Instruction
Turn each line of the records below into a JSON list of strings, one string per line, leaving out blank lines.

Recorded data
+++++

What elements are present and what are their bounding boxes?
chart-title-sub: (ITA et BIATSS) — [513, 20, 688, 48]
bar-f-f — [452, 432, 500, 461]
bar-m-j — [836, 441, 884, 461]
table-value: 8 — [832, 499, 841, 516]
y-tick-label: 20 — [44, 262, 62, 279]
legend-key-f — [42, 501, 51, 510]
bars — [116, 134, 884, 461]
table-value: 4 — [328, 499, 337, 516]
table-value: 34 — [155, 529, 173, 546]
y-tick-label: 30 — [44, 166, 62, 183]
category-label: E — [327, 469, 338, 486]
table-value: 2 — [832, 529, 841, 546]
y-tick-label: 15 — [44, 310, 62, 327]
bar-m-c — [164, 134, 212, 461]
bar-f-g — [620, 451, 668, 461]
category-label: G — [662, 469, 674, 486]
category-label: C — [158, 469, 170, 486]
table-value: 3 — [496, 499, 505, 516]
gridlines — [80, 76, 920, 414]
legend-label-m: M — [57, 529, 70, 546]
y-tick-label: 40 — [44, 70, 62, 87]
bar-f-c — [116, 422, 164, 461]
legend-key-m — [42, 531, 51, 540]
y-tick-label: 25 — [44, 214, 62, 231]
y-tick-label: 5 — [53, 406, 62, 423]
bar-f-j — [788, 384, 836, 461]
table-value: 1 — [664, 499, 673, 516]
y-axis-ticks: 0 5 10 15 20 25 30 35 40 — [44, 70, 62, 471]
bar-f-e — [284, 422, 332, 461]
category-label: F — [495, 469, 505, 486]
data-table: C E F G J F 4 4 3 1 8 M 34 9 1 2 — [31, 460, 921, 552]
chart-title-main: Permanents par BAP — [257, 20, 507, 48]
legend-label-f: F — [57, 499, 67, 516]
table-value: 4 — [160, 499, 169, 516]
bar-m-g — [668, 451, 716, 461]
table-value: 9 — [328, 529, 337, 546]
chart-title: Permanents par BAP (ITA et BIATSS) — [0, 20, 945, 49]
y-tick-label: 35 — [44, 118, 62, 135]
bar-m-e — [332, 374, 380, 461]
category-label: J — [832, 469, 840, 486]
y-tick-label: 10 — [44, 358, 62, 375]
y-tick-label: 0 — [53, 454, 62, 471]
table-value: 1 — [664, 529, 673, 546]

+++++

Answer to this task
[
  "What elements are present and what are their bounding boxes?",
  "chart-title-sub: (ITA et BIATSS) — [513, 20, 688, 48]",
  "bar-f-f — [452, 432, 500, 461]",
  "bar-m-j — [836, 441, 884, 461]",
  "table-value: 8 — [832, 499, 841, 516]",
  "y-tick-label: 20 — [44, 262, 62, 279]",
  "legend-key-f — [42, 501, 51, 510]",
  "bars — [116, 134, 884, 461]",
  "table-value: 4 — [328, 499, 337, 516]",
  "table-value: 34 — [155, 529, 173, 546]",
  "y-tick-label: 30 — [44, 166, 62, 183]",
  "category-label: E — [327, 469, 338, 486]",
  "table-value: 2 — [832, 529, 841, 546]",
  "y-tick-label: 15 — [44, 310, 62, 327]",
  "bar-m-c — [164, 134, 212, 461]",
  "bar-f-g — [620, 451, 668, 461]",
  "category-label: G — [662, 469, 674, 486]",
  "category-label: C — [158, 469, 170, 486]",
  "table-value: 3 — [496, 499, 505, 516]",
  "gridlines — [80, 76, 920, 414]",
  "legend-label-m: M — [57, 529, 70, 546]",
  "y-tick-label: 40 — [44, 70, 62, 87]",
  "bar-f-c — [116, 422, 164, 461]",
  "legend-key-m — [42, 531, 51, 540]",
  "y-tick-label: 25 — [44, 214, 62, 231]",
  "y-tick-label: 5 — [53, 406, 62, 423]",
  "bar-f-j — [788, 384, 836, 461]",
  "table-value: 1 — [664, 499, 673, 516]",
  "y-axis-ticks: 0 5 10 15 20 25 30 35 40 — [44, 70, 62, 471]",
  "bar-f-e — [284, 422, 332, 461]",
  "category-label: F — [495, 469, 505, 486]",
  "data-table: C E F G J F 4 4 3 1 8 M 34 9 1 2 — [31, 460, 921, 552]",
  "chart-title-main: Permanents par BAP — [257, 20, 507, 48]",
  "legend-label-f: F — [57, 499, 67, 516]",
  "table-value: 4 — [160, 499, 169, 516]",
  "bar-m-g — [668, 451, 716, 461]",
  "table-value: 9 — [328, 529, 337, 546]",
  "chart-title: Permanents par BAP (ITA et BIATSS) — [0, 20, 945, 49]",
  "y-tick-label: 35 — [44, 118, 62, 135]",
  "bar-m-e — [332, 374, 380, 461]",
  "category-label: J — [832, 469, 840, 486]",
  "y-tick-label: 10 — [44, 358, 62, 375]",
  "y-tick-label: 0 — [53, 454, 62, 471]",
  "table-value: 1 — [664, 529, 673, 546]"
]